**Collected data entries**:

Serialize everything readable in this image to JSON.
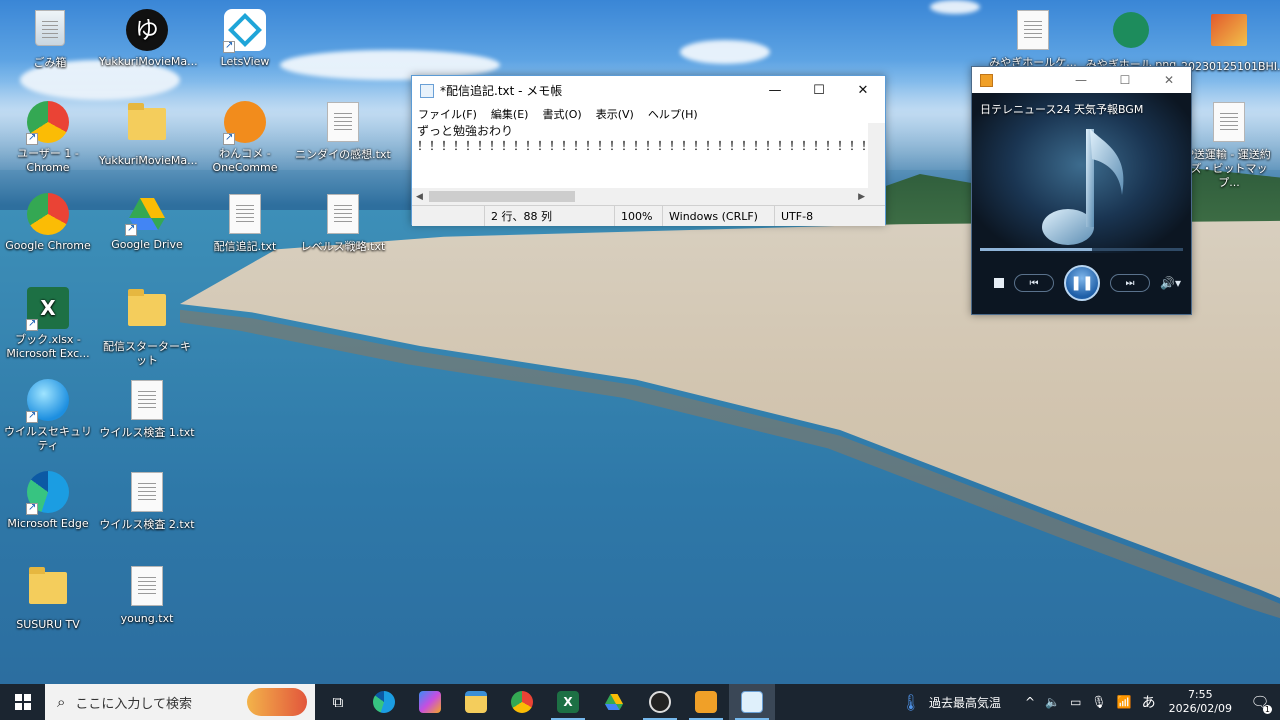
{
  "desktop": {
    "icons": [
      {
        "label": "ごみ箱",
        "icon": "recycle-bin-icon"
      },
      {
        "label": "YukkuriMovieMa...",
        "icon": "yukkuri-icon"
      },
      {
        "label": "LetsView",
        "icon": "letsview-icon"
      },
      {
        "label": "ユーザー 1 - Chrome",
        "icon": "chrome-user-icon"
      },
      {
        "label": "YukkuriMovieMa...",
        "icon": "folder-icon"
      },
      {
        "label": "わんコメ - OneComme",
        "icon": "onecomme-icon"
      },
      {
        "label": "ニンダイの感想.txt",
        "icon": "text-file-icon"
      },
      {
        "label": "Google Chrome",
        "icon": "chrome-icon"
      },
      {
        "label": "Google Drive",
        "icon": "google-drive-icon"
      },
      {
        "label": "配信追記.txt",
        "icon": "text-file-icon"
      },
      {
        "label": "レベルス戦略.txt",
        "icon": "text-file-icon"
      },
      {
        "label": "ブック.xlsx - Microsoft Exc...",
        "icon": "excel-icon"
      },
      {
        "label": "配信スターターキット",
        "icon": "folder-icon"
      },
      {
        "label": "ウイルスセキュリティ",
        "icon": "security-icon"
      },
      {
        "label": "ウイルス検査 1.txt",
        "icon": "text-file-icon"
      },
      {
        "label": "Microsoft Edge",
        "icon": "edge-icon"
      },
      {
        "label": "ウイルス検査 2.txt",
        "icon": "text-file-icon"
      },
      {
        "label": "SUSURU TV",
        "icon": "music-folder-icon"
      },
      {
        "label": "young.txt",
        "icon": "text-file-icon"
      },
      {
        "label": "みやぎホールケ...",
        "icon": "text-file-icon"
      },
      {
        "label": "みやぎホール.png",
        "icon": "image-icon"
      },
      {
        "label": "20230125101BHI...",
        "icon": "image-icon"
      },
      {
        "label": "P送運輸 - 運送約ズ・ビットマップ...",
        "icon": "text-file-icon"
      }
    ]
  },
  "notepad": {
    "title": "*配信追記.txt - メモ帳",
    "menu": [
      "ファイル(F)",
      "編集(E)",
      "書式(O)",
      "表示(V)",
      "ヘルプ(H)"
    ],
    "text": "ずっと勉強おわり\n！！！！！！！！！！！！！！！！！！！！！！！！！！！！！！！！！！！！！！！",
    "status": {
      "position": "2 行、88 列",
      "zoom": "100%",
      "line_ending": "Windows (CRLF)",
      "encoding": "UTF-8"
    }
  },
  "player": {
    "track": "日テレニュース24 天気予報BGM",
    "progress": 0.55,
    "stop_label": "■",
    "prev_label": "⏮",
    "play_label": "❚❚",
    "next_label": "⏭",
    "volume_label": "🔊▾"
  },
  "taskbar": {
    "search_placeholder": "ここに入力して検索",
    "weather": "過去最高気温",
    "ime": "あ",
    "time": "7:55",
    "date": "2026/02/09",
    "notification_count": "1"
  }
}
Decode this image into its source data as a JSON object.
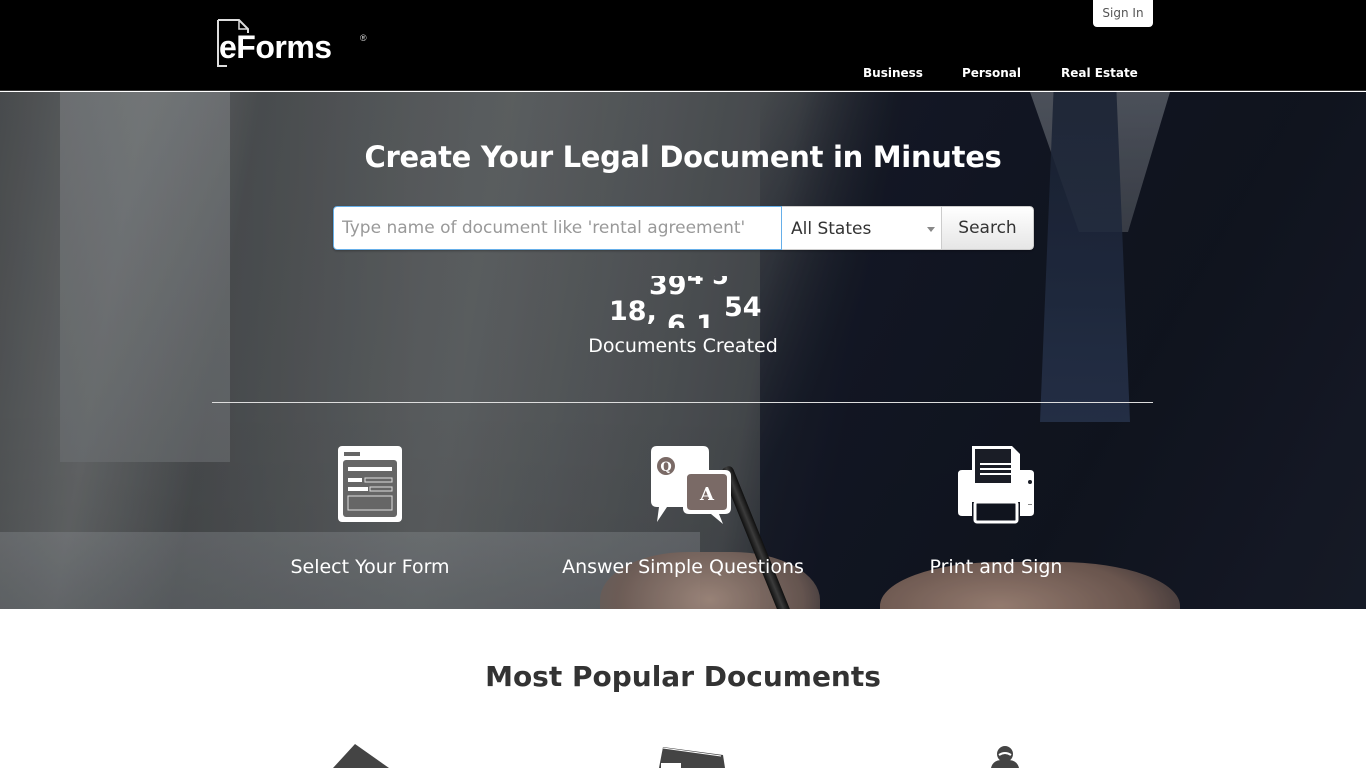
{
  "header": {
    "logo": {
      "text": "eForms",
      "registered": "®"
    },
    "sign_in": "Sign In",
    "nav": [
      "Business",
      "Personal",
      "Real Estate"
    ]
  },
  "hero": {
    "title": "Create Your Legal Document in Minutes",
    "search": {
      "placeholder": "Type name of document like 'rental agreement'",
      "value": "",
      "state_selected": "All States",
      "button": "Search"
    },
    "counter": {
      "visible_fragments": {
        "top": "39",
        "left": "18,",
        "bottom": "6,1",
        "right": "54"
      },
      "label": "Documents Created"
    },
    "steps": [
      {
        "icon": "form-icon",
        "label": "Select Your Form"
      },
      {
        "icon": "question-answer-icon",
        "label": "Answer Simple Questions"
      },
      {
        "icon": "printer-icon",
        "label": "Print and Sign"
      }
    ]
  },
  "popular": {
    "title": "Most Popular Documents",
    "icons": [
      "house-icon",
      "document-stack-icon",
      "person-icon"
    ]
  },
  "colors": {
    "header_bg": "#000000",
    "popular_title": "#333333",
    "input_focus_border": "#66afe9"
  }
}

**STATED TASK**:
Return every line in the listing that contains the word "ウイルス検査".

**FINAL RESULT**:
        "label": "ウイルス検査 1.txt",
        "label": "ウイルス検査 2.txt",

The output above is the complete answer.